▸ **BRIEF**
Drop all pictures and repeat exactly the lines from the line holding "Convert this screenshot" through the end of the records.
--- START EXERCISE INPUT ---
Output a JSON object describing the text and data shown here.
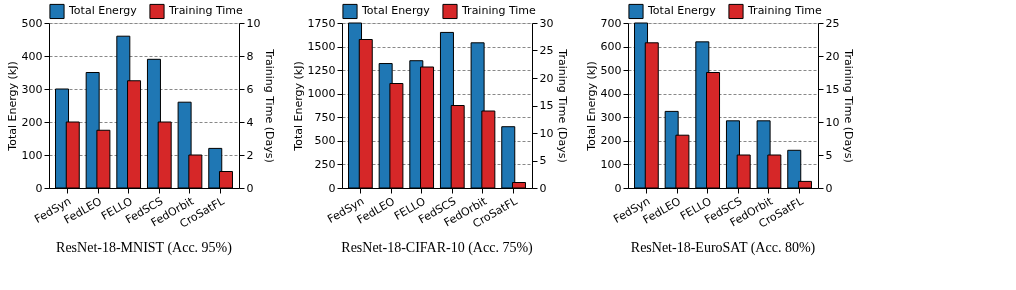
{
  "chart_data": [
    {
      "type": "bar",
      "title": "ResNet-18-MNIST (Acc. 95%)",
      "ylabel": "Total Energy (kJ)",
      "y2label": "Training Time (Days)",
      "categories": [
        "FedSyn",
        "FedLEO",
        "FELLO",
        "FedSCS",
        "FedOrbit",
        "CroSatFL"
      ],
      "series": [
        {
          "name": "Total Energy",
          "color": "#1f77b4",
          "values": [
            300,
            350,
            460,
            390,
            260,
            120
          ]
        },
        {
          "name": "Training Time",
          "color": "#d62728",
          "axis": "y2",
          "values": [
            4,
            3.5,
            6.5,
            4,
            2,
            1
          ]
        }
      ],
      "ylim": [
        0,
        500
      ],
      "yticks": [
        0,
        100,
        200,
        300,
        400,
        500
      ],
      "y2lim": [
        0,
        10
      ],
      "y2ticks": [
        0,
        2,
        4,
        6,
        8,
        10
      ],
      "grid": "y",
      "legend": "top"
    },
    {
      "type": "bar",
      "title": "ResNet-18-CIFAR-10 (Acc. 75%)",
      "ylabel": "Total Energy (kJ)",
      "y2label": "Training Time (Days)",
      "categories": [
        "FedSyn",
        "FedLEO",
        "FELLO",
        "FedSCS",
        "FedOrbit",
        "CroSatFL"
      ],
      "series": [
        {
          "name": "Total Energy",
          "color": "#1f77b4",
          "values": [
            1750,
            1320,
            1350,
            1650,
            1540,
            650
          ]
        },
        {
          "name": "Training Time",
          "color": "#d62728",
          "axis": "y2",
          "values": [
            27,
            19,
            22,
            15,
            14,
            1
          ]
        }
      ],
      "ylim": [
        0,
        1750
      ],
      "yticks": [
        0,
        250,
        500,
        750,
        1000,
        1250,
        1500,
        1750
      ],
      "y2lim": [
        0,
        30
      ],
      "y2ticks": [
        0,
        5,
        10,
        15,
        20,
        25,
        30
      ],
      "grid": "y",
      "legend": "top"
    },
    {
      "type": "bar",
      "title": "ResNet-18-EuroSAT (Acc. 80%)",
      "ylabel": "Total Energy (kJ)",
      "y2label": "Training Time (Days)",
      "categories": [
        "FedSyn",
        "FedLEO",
        "FELLO",
        "FedSCS",
        "FedOrbit",
        "CroSatFL"
      ],
      "series": [
        {
          "name": "Total Energy",
          "color": "#1f77b4",
          "values": [
            700,
            325,
            620,
            285,
            285,
            160
          ]
        },
        {
          "name": "Training Time",
          "color": "#d62728",
          "axis": "y2",
          "values": [
            22,
            8,
            17.5,
            5,
            5,
            1
          ]
        }
      ],
      "ylim": [
        0,
        700
      ],
      "yticks": [
        0,
        100,
        200,
        300,
        400,
        500,
        600,
        700
      ],
      "y2lim": [
        0,
        25
      ],
      "y2ticks": [
        0,
        5,
        10,
        15,
        20,
        25
      ],
      "grid": "y",
      "legend": "top"
    }
  ]
}
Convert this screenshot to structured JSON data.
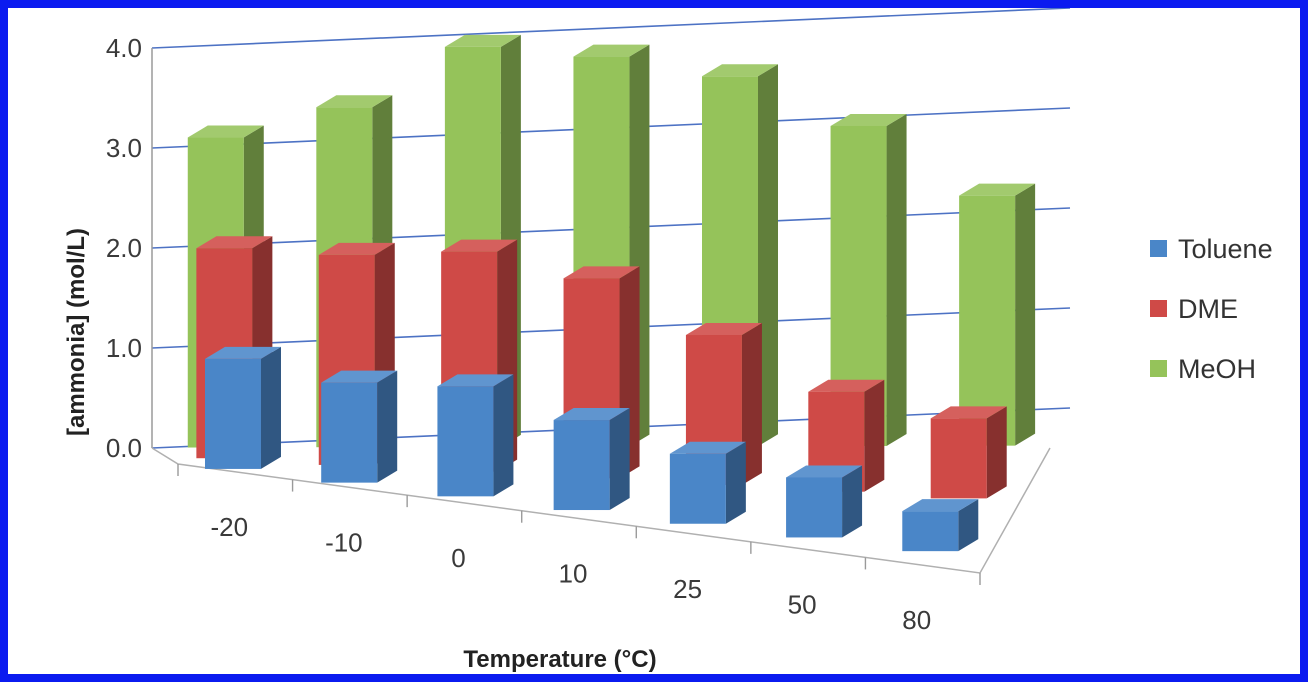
{
  "chart_data": {
    "type": "bar",
    "subtype": "3d-clustered-columns",
    "title": "",
    "xlabel": "Temperature (°C)",
    "ylabel": "[ammonia] (mol/L)",
    "categories": [
      "-20",
      "-10",
      "0",
      "10",
      "25",
      "50",
      "80"
    ],
    "ylim": [
      0,
      4
    ],
    "yticks": [
      "0.0",
      "1.0",
      "2.0",
      "3.0",
      "4.0"
    ],
    "grid": true,
    "legend_position": "right",
    "series": [
      {
        "name": "Toluene",
        "color": "#4a86c8",
        "values": [
          1.1,
          1.0,
          1.1,
          0.9,
          0.7,
          0.6,
          0.4
        ]
      },
      {
        "name": "DME",
        "color": "#cf4a47",
        "values": [
          2.1,
          2.1,
          2.2,
          2.0,
          1.5,
          1.0,
          0.8
        ]
      },
      {
        "name": "MeOH",
        "color": "#95c35a",
        "values": [
          3.1,
          3.4,
          4.0,
          3.9,
          3.7,
          3.2,
          2.5
        ]
      }
    ]
  }
}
--- END EXERCISE INPUT ---
▸ **EXPECTED OUTPUT**
Convert this screenshot to structured JSON data.
{
  "chart_data": {
    "type": "bar",
    "subtype": "3d-clustered-columns",
    "title": "",
    "xlabel": "Temperature (°C)",
    "ylabel": "[ammonia] (mol/L)",
    "categories": [
      "-20",
      "-10",
      "0",
      "10",
      "25",
      "50",
      "80"
    ],
    "ylim": [
      0,
      4
    ],
    "yticks": [
      "0.0",
      "1.0",
      "2.0",
      "3.0",
      "4.0"
    ],
    "grid": true,
    "legend_position": "right",
    "series": [
      {
        "name": "Toluene",
        "color": "#4a86c8",
        "values": [
          1.1,
          1.0,
          1.1,
          0.9,
          0.7,
          0.6,
          0.4
        ]
      },
      {
        "name": "DME",
        "color": "#cf4a47",
        "values": [
          2.1,
          2.1,
          2.2,
          2.0,
          1.5,
          1.0,
          0.8
        ]
      },
      {
        "name": "MeOH",
        "color": "#95c35a",
        "values": [
          3.1,
          3.4,
          4.0,
          3.9,
          3.7,
          3.2,
          2.5
        ]
      }
    ]
  }
}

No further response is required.